WHAT IS EXPECTED ->
Can you give the listing below again with "Patent image size" substituted by "Drawing dimensions" throughout, leaving everything else unchanged?

----------------

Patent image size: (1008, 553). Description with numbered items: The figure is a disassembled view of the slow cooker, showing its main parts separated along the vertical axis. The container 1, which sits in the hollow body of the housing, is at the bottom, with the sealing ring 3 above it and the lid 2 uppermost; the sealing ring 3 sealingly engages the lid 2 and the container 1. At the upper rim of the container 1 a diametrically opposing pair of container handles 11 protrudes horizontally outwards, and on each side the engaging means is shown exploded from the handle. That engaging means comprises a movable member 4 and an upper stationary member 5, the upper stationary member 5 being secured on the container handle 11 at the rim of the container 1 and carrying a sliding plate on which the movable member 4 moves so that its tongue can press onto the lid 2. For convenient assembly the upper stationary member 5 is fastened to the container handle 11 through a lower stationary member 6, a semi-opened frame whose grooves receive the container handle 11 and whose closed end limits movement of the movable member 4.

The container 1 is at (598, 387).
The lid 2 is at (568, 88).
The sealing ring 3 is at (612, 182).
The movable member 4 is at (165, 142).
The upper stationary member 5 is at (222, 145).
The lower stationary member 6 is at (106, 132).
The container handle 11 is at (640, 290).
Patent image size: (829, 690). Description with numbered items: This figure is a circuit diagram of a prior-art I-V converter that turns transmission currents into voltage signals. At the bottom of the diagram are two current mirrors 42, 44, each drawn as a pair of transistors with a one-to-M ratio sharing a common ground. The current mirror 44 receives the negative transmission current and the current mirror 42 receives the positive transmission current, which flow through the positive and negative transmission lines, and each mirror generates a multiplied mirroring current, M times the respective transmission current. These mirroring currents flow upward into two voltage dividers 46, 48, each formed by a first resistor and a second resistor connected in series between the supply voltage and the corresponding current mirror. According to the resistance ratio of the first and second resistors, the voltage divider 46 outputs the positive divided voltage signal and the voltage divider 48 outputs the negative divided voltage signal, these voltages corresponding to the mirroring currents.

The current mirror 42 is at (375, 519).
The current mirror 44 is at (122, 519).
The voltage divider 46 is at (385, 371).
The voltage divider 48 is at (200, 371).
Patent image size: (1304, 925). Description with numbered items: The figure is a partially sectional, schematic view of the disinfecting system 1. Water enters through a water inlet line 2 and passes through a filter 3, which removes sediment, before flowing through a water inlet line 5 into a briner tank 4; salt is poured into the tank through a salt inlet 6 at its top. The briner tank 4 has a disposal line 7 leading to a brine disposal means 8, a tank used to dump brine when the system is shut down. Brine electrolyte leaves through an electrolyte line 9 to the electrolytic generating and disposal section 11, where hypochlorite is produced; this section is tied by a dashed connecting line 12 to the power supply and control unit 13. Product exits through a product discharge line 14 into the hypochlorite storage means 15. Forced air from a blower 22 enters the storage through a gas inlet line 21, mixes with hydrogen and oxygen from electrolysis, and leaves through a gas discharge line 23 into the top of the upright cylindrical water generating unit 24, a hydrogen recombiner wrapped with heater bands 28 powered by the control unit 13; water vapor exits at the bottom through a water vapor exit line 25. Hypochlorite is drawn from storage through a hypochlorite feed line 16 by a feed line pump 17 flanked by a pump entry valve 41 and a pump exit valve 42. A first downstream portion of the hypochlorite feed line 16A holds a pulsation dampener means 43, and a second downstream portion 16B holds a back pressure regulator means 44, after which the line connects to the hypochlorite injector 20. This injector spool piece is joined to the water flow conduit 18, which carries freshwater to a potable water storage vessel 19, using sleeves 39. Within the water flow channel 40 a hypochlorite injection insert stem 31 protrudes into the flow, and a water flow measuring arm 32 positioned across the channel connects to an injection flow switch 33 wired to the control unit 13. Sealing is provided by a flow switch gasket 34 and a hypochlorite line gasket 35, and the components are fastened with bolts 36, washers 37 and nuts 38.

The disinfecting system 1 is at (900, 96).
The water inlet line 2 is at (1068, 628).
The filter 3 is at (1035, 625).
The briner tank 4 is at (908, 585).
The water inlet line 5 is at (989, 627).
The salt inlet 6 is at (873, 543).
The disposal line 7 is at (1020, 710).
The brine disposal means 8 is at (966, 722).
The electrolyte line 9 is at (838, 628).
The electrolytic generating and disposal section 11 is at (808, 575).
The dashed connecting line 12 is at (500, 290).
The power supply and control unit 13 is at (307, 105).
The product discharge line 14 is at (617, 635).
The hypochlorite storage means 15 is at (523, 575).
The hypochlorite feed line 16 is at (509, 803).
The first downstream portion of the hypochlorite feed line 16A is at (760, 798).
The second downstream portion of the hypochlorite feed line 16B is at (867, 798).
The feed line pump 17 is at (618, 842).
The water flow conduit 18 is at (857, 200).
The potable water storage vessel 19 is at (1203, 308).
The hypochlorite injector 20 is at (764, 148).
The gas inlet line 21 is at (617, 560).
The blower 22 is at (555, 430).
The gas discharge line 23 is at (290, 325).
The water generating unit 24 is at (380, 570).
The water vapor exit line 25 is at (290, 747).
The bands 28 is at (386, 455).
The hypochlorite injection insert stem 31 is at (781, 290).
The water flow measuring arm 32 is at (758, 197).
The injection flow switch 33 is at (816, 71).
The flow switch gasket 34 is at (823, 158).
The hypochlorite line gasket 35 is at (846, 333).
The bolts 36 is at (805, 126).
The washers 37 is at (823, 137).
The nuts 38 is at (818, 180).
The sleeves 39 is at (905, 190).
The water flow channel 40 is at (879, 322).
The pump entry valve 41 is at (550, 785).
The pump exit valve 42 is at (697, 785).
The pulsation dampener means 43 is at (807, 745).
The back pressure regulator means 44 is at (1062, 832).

----------------

ANSWER FOR THE TASK ->
Drawing dimensions: (1008, 553). Description with numbered items: The figure is a disassembled view of the slow cooker, showing its main parts separated along the vertical axis. The container 1, which sits in the hollow body of the housing, is at the bottom, with the sealing ring 3 above it and the lid 2 uppermost; the sealing ring 3 sealingly engages the lid 2 and the container 1. At the upper rim of the container 1 a diametrically opposing pair of container handles 11 protrudes horizontally outwards, and on each side the engaging means is shown exploded from the handle. That engaging means comprises a movable member 4 and an upper stationary member 5, the upper stationary member 5 being secured on the container handle 11 at the rim of the container 1 and carrying a sliding plate on which the movable member 4 moves so that its tongue can press onto the lid 2. For convenient assembly the upper stationary member 5 is fastened to the container handle 11 through a lower stationary member 6, a semi-opened frame whose grooves receive the container handle 11 and whose closed end limits movement of the movable member 4.

The container 1 is at (598, 387).
The lid 2 is at (568, 88).
The sealing ring 3 is at (612, 182).
The movable member 4 is at (165, 142).
The upper stationary member 5 is at (222, 145).
The lower stationary member 6 is at (106, 132).
The container handle 11 is at (640, 290).
Drawing dimensions: (829, 690). Description with numbered items: This figure is a circuit diagram of a prior-art I-V converter that turns transmission currents into voltage signals. At the bottom of the diagram are two current mirrors 42, 44, each drawn as a pair of transistors with a one-to-M ratio sharing a common ground. The current mirror 44 receives the negative transmission current and the current mirror 42 receives the positive transmission current, which flow through the positive and negative transmission lines, and each mirror generates a multiplied mirroring current, M times the respective transmission current. These mirroring currents flow upward into two voltage dividers 46, 48, each formed by a first resistor and a second resistor connected in series between the supply voltage and the corresponding current mirror. According to the resistance ratio of the first and second resistors, the voltage divider 46 outputs the positive divided voltage signal and the voltage divider 48 outputs the negative divided voltage signal, these voltages corresponding to the mirroring currents.

The current mirror 42 is at (375, 519).
The current mirror 44 is at (122, 519).
The voltage divider 46 is at (385, 371).
The voltage divider 48 is at (200, 371).
Drawing dimensions: (1304, 925). Description with numbered items: The figure is a partially sectional, schematic view of the disinfecting system 1. Water enters through a water inlet line 2 and passes through a filter 3, which removes sediment, before flowing through a water inlet line 5 into a briner tank 4; salt is poured into the tank through a salt inlet 6 at its top. The briner tank 4 has a disposal line 7 leading to a brine disposal means 8, a tank used to dump brine when the system is shut down. Brine electrolyte leaves through an electrolyte line 9 to the electrolytic generating and disposal section 11, where hypochlorite is produced; this section is tied by a dashed connecting line 12 to the power supply and control unit 13. Product exits through a product discharge line 14 into the hypochlorite storage means 15. Forced air from a blower 22 enters the storage through a gas inlet line 21, mixes with hydrogen and oxygen from electrolysis, and leaves through a gas discharge line 23 into the top of the upright cylindrical water generating unit 24, a hydrogen recombiner wrapped with heater bands 28 powered by the control unit 13; water vapor exits at the bottom through a water vapor exit line 25. Hypochlorite is drawn from storage through a hypochlorite feed line 16 by a feed line pump 17 flanked by a pump entry valve 41 and a pump exit valve 42. A first downstream portion of the hypochlorite feed line 16A holds a pulsation dampener means 43, and a second downstream portion 16B holds a back pressure regulator means 44, after which the line connects to the hypochlorite injector 20. This injector spool piece is joined to the water flow conduit 18, which carries freshwater to a potable water storage vessel 19, using sleeves 39. Within the water flow channel 40 a hypochlorite injection insert stem 31 protrudes into the flow, and a water flow measuring arm 32 positioned across the channel connects to an injection flow switch 33 wired to the control unit 13. Sealing is provided by a flow switch gasket 34 and a hypochlorite line gasket 35, and the components are fastened with bolts 36, washers 37 and nuts 38.

The disinfecting system 1 is at (900, 96).
The water inlet line 2 is at (1068, 628).
The filter 3 is at (1035, 625).
The briner tank 4 is at (908, 585).
The water inlet line 5 is at (989, 627).
The salt inlet 6 is at (873, 543).
The disposal line 7 is at (1020, 710).
The brine disposal means 8 is at (966, 722).
The electrolyte line 9 is at (838, 628).
The electrolytic generating and disposal section 11 is at (808, 575).
The dashed connecting line 12 is at (500, 290).
The power supply and control unit 13 is at (307, 105).
The product discharge line 14 is at (617, 635).
The hypochlorite storage means 15 is at (523, 575).
The hypochlorite feed line 16 is at (509, 803).
The first downstream portion of the hypochlorite feed line 16A is at (760, 798).
The second downstream portion of the hypochlorite feed line 16B is at (867, 798).
The feed line pump 17 is at (618, 842).
The water flow conduit 18 is at (857, 200).
The potable water storage vessel 19 is at (1203, 308).
The hypochlorite injector 20 is at (764, 148).
The gas inlet line 21 is at (617, 560).
The blower 22 is at (555, 430).
The gas discharge line 23 is at (290, 325).
The water generating unit 24 is at (380, 570).
The water vapor exit line 25 is at (290, 747).
The bands 28 is at (386, 455).
The hypochlorite injection insert stem 31 is at (781, 290).
The water flow measuring arm 32 is at (758, 197).
The injection flow switch 33 is at (816, 71).
The flow switch gasket 34 is at (823, 158).
The hypochlorite line gasket 35 is at (846, 333).
The bolts 36 is at (805, 126).
The washers 37 is at (823, 137).
The nuts 38 is at (818, 180).
The sleeves 39 is at (905, 190).
The water flow channel 40 is at (879, 322).
The pump entry valve 41 is at (550, 785).
The pump exit valve 42 is at (697, 785).
The pulsation dampener means 43 is at (807, 745).
The back pressure regulator means 44 is at (1062, 832).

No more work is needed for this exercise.